- Challenge: Only the pictures stay out; every record is to be quoted exactly.

- Records for this task:
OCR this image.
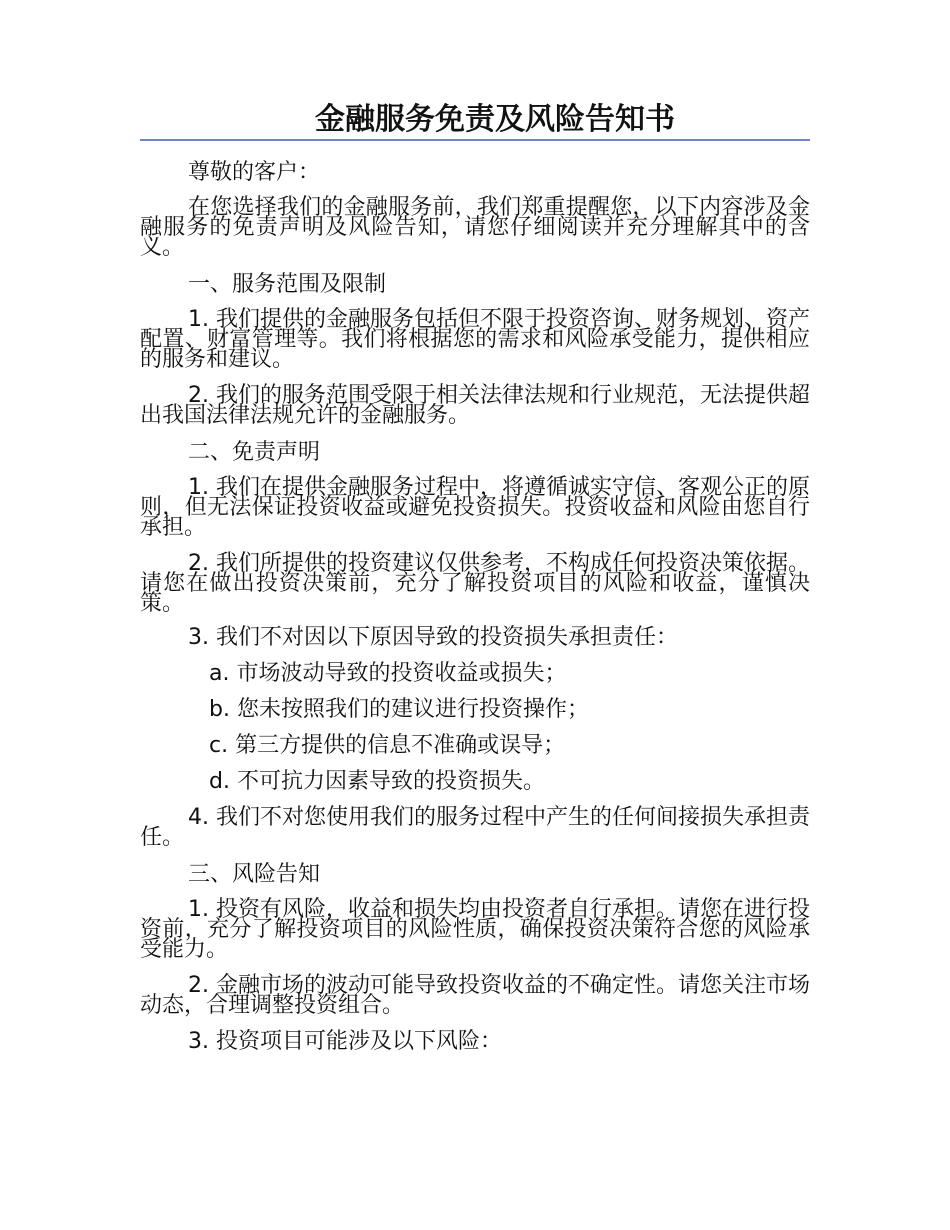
金融服务免责及风险告知书

尊敬的客户：

在您选择我们的金融服务前，我们郑重提醒您，以下内容涉及金融服务的免责声明及风险告知，请您仔细阅读并充分理解其中的含义。

一、服务范围及限制

1. 我们提供的金融服务包括但不限于投资咨询、财务规划、资产配置、财富管理等。我们将根据您的需求和风险承受能力，提供相应的服务和建议。

2. 我们的服务范围受限于相关法律法规和行业规范，无法提供超出我国法律法规允许的金融服务。

二、免责声明

1. 我们在提供金融服务过程中，将遵循诚实守信、客观公正的原则，但无法保证投资收益或避免投资损失。投资收益和风险由您自行承担。

2. 我们所提供的投资建议仅供参考，不构成任何投资决策依据。请您在做出投资决策前，充分了解投资项目的风险和收益，谨慎决策。

3. 我们不对因以下原因导致的投资损失承担责任：

a. 市场波动导致的投资收益或损失；

b. 您未按照我们的建议进行投资操作；

c. 第三方提供的信息不准确或误导；

d. 不可抗力因素导致的投资损失。

4. 我们不对您使用我们的服务过程中产生的任何间接损失承担责任。

三、风险告知

1. 投资有风险，收益和损失均由投资者自行承担。请您在进行投资前，充分了解投资项目的风险性质，确保投资决策符合您的风险承受能力。

2. 金融市场的波动可能导致投资收益的不确定性。请您关注市场动态，合理调整投资组合。

3. 投资项目可能涉及以下风险：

- Solution to this problem:
OCR this image.
金融服务免责及风险告知书

尊敬的客户：

在您选择我们的金融服务前，我们郑重提醒您，以下内容涉及金融服务的免责声明及风险告知，请您仔细阅读并充分理解其中的含义。

一、服务范围及限制

1. 我们提供的金融服务包括但不限于投资咨询、财务规划、资产配置、财富管理等。我们将根据您的需求和风险承受能力，提供相应的服务和建议。

2. 我们的服务范围受限于相关法律法规和行业规范，无法提供超出我国法律法规允许的金融服务。

二、免责声明

1. 我们在提供金融服务过程中，将遵循诚实守信、客观公正的原则，但无法保证投资收益或避免投资损失。投资收益和风险由您自行承担。

2. 我们所提供的投资建议仅供参考，不构成任何投资决策依据。请您在做出投资决策前，充分了解投资项目的风险和收益，谨慎决策。

3. 我们不对因以下原因导致的投资损失承担责任：

a. 市场波动导致的投资收益或损失；

b. 您未按照我们的建议进行投资操作；

c. 第三方提供的信息不准确或误导；

d. 不可抗力因素导致的投资损失。

4. 我们不对您使用我们的服务过程中产生的任何间接损失承担责任。

三、风险告知

1. 投资有风险，收益和损失均由投资者自行承担。请您在进行投资前，充分了解投资项目的风险性质，确保投资决策符合您的风险承受能力。

2. 金融市场的波动可能导致投资收益的不确定性。请您关注市场动态，合理调整投资组合。

3. 投资项目可能涉及以下风险：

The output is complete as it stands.